EXERCISE DETAILS
Copy every line from the material below that holds "чека".

..........

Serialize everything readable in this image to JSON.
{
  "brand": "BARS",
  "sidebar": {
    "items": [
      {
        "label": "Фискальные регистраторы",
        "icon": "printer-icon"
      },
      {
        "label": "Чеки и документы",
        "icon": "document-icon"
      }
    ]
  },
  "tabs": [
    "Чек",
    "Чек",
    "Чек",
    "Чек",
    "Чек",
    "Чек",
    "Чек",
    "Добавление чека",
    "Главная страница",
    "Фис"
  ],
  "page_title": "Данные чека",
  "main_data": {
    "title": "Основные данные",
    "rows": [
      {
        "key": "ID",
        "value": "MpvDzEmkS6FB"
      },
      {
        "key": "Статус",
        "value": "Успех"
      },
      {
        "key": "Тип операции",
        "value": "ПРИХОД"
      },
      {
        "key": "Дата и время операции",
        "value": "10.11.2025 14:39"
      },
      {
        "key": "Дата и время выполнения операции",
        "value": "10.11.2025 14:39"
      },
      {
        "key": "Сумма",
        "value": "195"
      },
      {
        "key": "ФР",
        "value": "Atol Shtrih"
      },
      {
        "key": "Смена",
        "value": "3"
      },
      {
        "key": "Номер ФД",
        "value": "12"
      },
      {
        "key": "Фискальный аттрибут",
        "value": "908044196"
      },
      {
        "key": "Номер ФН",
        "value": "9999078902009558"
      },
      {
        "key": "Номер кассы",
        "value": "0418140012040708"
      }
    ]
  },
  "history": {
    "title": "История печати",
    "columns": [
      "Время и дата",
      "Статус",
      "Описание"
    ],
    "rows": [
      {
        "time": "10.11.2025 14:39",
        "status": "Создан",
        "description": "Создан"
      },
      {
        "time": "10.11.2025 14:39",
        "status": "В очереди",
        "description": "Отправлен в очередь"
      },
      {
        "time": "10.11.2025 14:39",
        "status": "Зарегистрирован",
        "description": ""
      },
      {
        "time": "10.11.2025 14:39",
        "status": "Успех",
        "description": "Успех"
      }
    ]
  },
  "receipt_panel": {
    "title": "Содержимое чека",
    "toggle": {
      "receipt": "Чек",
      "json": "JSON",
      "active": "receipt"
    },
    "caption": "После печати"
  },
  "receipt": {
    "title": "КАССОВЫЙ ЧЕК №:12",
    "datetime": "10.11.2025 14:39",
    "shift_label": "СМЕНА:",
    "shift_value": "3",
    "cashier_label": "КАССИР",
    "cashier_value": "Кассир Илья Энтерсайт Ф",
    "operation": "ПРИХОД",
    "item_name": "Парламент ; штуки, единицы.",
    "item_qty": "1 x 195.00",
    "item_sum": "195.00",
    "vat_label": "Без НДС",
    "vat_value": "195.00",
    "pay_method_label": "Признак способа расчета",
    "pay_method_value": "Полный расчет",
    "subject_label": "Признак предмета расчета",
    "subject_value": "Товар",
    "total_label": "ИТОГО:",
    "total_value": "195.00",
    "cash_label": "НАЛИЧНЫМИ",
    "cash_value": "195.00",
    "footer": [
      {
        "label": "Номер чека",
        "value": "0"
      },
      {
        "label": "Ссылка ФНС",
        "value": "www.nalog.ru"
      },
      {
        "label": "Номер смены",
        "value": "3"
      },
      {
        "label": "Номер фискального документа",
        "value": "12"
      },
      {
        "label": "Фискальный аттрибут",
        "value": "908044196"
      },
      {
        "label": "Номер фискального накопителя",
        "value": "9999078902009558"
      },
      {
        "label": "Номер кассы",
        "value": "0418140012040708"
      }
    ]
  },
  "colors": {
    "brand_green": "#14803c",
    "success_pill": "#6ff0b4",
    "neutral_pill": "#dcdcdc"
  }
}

..........

RESULT
    "Добавление чека",
  "page_title": "Данные чека",
    "title": "Содержимое чека",
        "label": "Номер чека",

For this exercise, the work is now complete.